▶ What the exercise asks:
Below is a set of records; restate each one word for word.

▶ Listed entries:
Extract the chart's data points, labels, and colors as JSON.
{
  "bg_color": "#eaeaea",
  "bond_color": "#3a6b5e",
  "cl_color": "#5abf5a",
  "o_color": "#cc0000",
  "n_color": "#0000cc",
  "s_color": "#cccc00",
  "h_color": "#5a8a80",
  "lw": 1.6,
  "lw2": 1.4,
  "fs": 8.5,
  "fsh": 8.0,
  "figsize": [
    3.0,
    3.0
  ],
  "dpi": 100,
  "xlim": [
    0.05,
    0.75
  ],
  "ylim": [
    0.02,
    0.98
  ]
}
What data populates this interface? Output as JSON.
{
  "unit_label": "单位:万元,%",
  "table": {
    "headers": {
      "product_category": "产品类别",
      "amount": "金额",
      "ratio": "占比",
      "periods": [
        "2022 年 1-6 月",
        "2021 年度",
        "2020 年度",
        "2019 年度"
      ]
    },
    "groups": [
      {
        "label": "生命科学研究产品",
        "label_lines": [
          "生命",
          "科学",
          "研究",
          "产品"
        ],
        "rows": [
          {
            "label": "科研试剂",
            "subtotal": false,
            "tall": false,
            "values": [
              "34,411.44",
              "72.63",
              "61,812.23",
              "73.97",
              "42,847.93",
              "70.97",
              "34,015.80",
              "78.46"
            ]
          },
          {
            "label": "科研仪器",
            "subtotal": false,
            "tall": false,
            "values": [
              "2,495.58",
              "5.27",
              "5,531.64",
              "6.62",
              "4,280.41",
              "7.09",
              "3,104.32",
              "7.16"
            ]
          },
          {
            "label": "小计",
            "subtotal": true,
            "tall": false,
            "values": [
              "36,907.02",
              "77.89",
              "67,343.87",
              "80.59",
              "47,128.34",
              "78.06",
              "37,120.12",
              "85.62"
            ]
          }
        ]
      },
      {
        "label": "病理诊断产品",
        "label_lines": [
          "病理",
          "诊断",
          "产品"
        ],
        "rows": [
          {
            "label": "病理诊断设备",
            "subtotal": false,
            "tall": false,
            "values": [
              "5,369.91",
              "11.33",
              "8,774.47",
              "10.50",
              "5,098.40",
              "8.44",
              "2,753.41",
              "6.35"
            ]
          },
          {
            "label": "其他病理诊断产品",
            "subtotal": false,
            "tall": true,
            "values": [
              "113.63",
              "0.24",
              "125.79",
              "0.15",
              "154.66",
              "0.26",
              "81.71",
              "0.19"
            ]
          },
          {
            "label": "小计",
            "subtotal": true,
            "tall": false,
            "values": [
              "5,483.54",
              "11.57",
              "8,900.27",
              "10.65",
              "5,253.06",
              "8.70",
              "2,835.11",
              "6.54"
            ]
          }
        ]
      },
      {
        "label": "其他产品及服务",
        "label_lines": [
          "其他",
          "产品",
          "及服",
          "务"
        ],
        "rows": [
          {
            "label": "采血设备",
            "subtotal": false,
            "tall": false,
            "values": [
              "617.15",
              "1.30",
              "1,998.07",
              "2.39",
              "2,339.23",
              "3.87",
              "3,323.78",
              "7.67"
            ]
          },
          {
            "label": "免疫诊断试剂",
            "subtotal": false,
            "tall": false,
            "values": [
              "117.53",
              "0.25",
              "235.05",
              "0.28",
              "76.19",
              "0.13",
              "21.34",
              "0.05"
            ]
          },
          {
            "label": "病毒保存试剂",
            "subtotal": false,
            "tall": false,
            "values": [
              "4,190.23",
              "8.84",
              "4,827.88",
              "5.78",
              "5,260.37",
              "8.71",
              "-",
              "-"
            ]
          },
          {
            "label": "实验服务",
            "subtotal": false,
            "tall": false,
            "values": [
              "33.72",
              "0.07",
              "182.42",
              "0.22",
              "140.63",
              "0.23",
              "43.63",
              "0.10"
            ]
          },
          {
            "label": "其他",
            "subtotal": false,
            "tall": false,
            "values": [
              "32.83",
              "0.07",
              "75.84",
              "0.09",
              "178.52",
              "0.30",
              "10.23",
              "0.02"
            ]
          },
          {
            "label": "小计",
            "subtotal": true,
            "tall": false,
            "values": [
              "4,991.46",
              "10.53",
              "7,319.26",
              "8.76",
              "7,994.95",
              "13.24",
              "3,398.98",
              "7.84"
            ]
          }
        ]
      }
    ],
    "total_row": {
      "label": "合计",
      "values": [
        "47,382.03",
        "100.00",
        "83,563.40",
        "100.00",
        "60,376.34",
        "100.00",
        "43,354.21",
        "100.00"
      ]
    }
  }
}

▶ Output for this task:
Extract the chart's data points, labels, and colors as JSON.
{
  "bg_color": "#eaeaea",
  "bond_color": "#3a6b5e",
  "cl_color": "#5abf5a",
  "o_color": "#cc0000",
  "n_color": "#0000cc",
  "s_color": "#cccc00",
  "h_color": "#5a8a80",
  "lw": 1.6,
  "lw2": 1.4,
  "fs": 8.5,
  "fsh": 8.0,
  "figsize": [
    3.0,
    3.0
  ],
  "dpi": 100,
  "xlim": [
    0.05,
    0.75
  ],
  "ylim": [
    0.02,
    0.98
  ]
}
What data populates this interface? Output as JSON.
{
  "unit_label": "单位:万元,%",
  "table": {
    "headers": {
      "product_category": "产品类别",
      "amount": "金额",
      "ratio": "占比",
      "periods": [
        "2022 年 1-6 月",
        "2021 年度",
        "2020 年度",
        "2019 年度"
      ]
    },
    "groups": [
      {
        "label": "生命科学研究产品",
        "label_lines": [
          "生命",
          "科学",
          "研究",
          "产品"
        ],
        "rows": [
          {
            "label": "科研试剂",
            "subtotal": false,
            "tall": false,
            "values": [
              "34,411.44",
              "72.63",
              "61,812.23",
              "73.97",
              "42,847.93",
              "70.97",
              "34,015.80",
              "78.46"
            ]
          },
          {
            "label": "科研仪器",
            "subtotal": false,
            "tall": false,
            "values": [
              "2,495.58",
              "5.27",
              "5,531.64",
              "6.62",
              "4,280.41",
              "7.09",
              "3,104.32",
              "7.16"
            ]
          },
          {
            "label": "小计",
            "subtotal": true,
            "tall": false,
            "values": [
              "36,907.02",
              "77.89",
              "67,343.87",
              "80.59",
              "47,128.34",
              "78.06",
              "37,120.12",
              "85.62"
            ]
          }
        ]
      },
      {
        "label": "病理诊断产品",
        "label_lines": [
          "病理",
          "诊断",
          "产品"
        ],
        "rows": [
          {
            "label": "病理诊断设备",
            "subtotal": false,
            "tall": false,
            "values": [
              "5,369.91",
              "11.33",
              "8,774.47",
              "10.50",
              "5,098.40",
              "8.44",
              "2,753.41",
              "6.35"
            ]
          },
          {
            "label": "其他病理诊断产品",
            "subtotal": false,
            "tall": true,
            "values": [
              "113.63",
              "0.24",
              "125.79",
              "0.15",
              "154.66",
              "0.26",
              "81.71",
              "0.19"
            ]
          },
          {
            "label": "小计",
            "subtotal": true,
            "tall": false,
            "values": [
              "5,483.54",
              "11.57",
              "8,900.27",
              "10.65",
              "5,253.06",
              "8.70",
              "2,835.11",
              "6.54"
            ]
          }
        ]
      },
      {
        "label": "其他产品及服务",
        "label_lines": [
          "其他",
          "产品",
          "及服",
          "务"
        ],
        "rows": [
          {
            "label": "采血设备",
            "subtotal": false,
            "tall": false,
            "values": [
              "617.15",
              "1.30",
              "1,998.07",
              "2.39",
              "2,339.23",
              "3.87",
              "3,323.78",
              "7.67"
            ]
          },
          {
            "label": "免疫诊断试剂",
            "subtotal": false,
            "tall": false,
            "values": [
              "117.53",
              "0.25",
              "235.05",
              "0.28",
              "76.19",
              "0.13",
              "21.34",
              "0.05"
            ]
          },
          {
            "label": "病毒保存试剂",
            "subtotal": false,
            "tall": false,
            "values": [
              "4,190.23",
              "8.84",
              "4,827.88",
              "5.78",
              "5,260.37",
              "8.71",
              "-",
              "-"
            ]
          },
          {
            "label": "实验服务",
            "subtotal": false,
            "tall": false,
            "values": [
              "33.72",
              "0.07",
              "182.42",
              "0.22",
              "140.63",
              "0.23",
              "43.63",
              "0.10"
            ]
          },
          {
            "label": "其他",
            "subtotal": false,
            "tall": false,
            "values": [
              "32.83",
              "0.07",
              "75.84",
              "0.09",
              "178.52",
              "0.30",
              "10.23",
              "0.02"
            ]
          },
          {
            "label": "小计",
            "subtotal": true,
            "tall": false,
            "values": [
              "4,991.46",
              "10.53",
              "7,319.26",
              "8.76",
              "7,994.95",
              "13.24",
              "3,398.98",
              "7.84"
            ]
          }
        ]
      }
    ],
    "total_row": {
      "label": "合计",
      "values": [
        "47,382.03",
        "100.00",
        "83,563.40",
        "100.00",
        "60,376.34",
        "100.00",
        "43,354.21",
        "100.00"
      ]
    }
  }
}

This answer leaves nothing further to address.